_Stored records_
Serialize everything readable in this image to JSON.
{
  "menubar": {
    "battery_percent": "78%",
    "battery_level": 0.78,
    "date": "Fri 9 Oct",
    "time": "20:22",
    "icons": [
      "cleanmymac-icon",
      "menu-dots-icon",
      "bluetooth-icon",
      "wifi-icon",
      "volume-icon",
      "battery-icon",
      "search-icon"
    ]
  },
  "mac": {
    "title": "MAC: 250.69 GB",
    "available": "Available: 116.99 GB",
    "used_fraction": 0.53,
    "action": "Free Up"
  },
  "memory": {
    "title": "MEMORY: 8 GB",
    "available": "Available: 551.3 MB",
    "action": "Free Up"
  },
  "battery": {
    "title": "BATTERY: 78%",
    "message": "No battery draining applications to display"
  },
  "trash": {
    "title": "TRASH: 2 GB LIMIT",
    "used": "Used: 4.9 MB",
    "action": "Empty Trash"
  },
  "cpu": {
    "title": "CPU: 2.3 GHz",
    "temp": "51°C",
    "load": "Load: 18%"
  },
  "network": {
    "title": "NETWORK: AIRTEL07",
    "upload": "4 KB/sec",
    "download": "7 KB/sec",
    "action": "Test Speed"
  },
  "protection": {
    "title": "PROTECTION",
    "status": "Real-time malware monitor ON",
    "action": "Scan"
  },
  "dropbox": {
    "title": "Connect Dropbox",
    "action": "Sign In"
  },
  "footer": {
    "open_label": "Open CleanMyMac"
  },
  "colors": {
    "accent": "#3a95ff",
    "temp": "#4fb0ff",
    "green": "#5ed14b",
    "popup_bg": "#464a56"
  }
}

_Aim_
Count every line above that holds the word "time", and state the number and nothing more.

_Response below_
2